EXERCISE INPUT:

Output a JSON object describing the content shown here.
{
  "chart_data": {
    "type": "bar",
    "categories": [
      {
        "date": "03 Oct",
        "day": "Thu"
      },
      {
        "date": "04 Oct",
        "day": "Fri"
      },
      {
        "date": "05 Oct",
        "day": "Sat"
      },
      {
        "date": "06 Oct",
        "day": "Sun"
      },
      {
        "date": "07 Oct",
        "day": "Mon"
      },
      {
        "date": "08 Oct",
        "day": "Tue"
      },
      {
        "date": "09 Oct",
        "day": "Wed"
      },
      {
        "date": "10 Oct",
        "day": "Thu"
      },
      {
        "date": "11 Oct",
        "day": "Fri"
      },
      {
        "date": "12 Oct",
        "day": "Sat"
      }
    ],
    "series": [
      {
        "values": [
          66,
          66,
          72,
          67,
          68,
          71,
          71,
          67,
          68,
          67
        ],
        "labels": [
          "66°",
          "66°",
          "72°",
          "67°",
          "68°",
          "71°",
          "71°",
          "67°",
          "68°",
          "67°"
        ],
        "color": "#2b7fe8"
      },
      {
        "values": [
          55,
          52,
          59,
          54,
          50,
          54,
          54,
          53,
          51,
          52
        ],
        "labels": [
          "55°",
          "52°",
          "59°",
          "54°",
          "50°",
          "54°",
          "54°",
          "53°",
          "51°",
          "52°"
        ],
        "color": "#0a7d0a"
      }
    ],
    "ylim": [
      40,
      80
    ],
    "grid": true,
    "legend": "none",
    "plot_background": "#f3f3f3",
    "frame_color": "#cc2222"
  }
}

CHALLENGE:
Every record shown above must be echoed exactly.

EXERCISE RESPONSE:
Output a JSON object describing the content shown here.
{
  "chart_data": {
    "type": "bar",
    "categories": [
      {
        "date": "03 Oct",
        "day": "Thu"
      },
      {
        "date": "04 Oct",
        "day": "Fri"
      },
      {
        "date": "05 Oct",
        "day": "Sat"
      },
      {
        "date": "06 Oct",
        "day": "Sun"
      },
      {
        "date": "07 Oct",
        "day": "Mon"
      },
      {
        "date": "08 Oct",
        "day": "Tue"
      },
      {
        "date": "09 Oct",
        "day": "Wed"
      },
      {
        "date": "10 Oct",
        "day": "Thu"
      },
      {
        "date": "11 Oct",
        "day": "Fri"
      },
      {
        "date": "12 Oct",
        "day": "Sat"
      }
    ],
    "series": [
      {
        "values": [
          66,
          66,
          72,
          67,
          68,
          71,
          71,
          67,
          68,
          67
        ],
        "labels": [
          "66°",
          "66°",
          "72°",
          "67°",
          "68°",
          "71°",
          "71°",
          "67°",
          "68°",
          "67°"
        ],
        "color": "#2b7fe8"
      },
      {
        "values": [
          55,
          52,
          59,
          54,
          50,
          54,
          54,
          53,
          51,
          52
        ],
        "labels": [
          "55°",
          "52°",
          "59°",
          "54°",
          "50°",
          "54°",
          "54°",
          "53°",
          "51°",
          "52°"
        ],
        "color": "#0a7d0a"
      }
    ],
    "ylim": [
      40,
      80
    ],
    "grid": true,
    "legend": "none",
    "plot_background": "#f3f3f3",
    "frame_color": "#cc2222"
  }
}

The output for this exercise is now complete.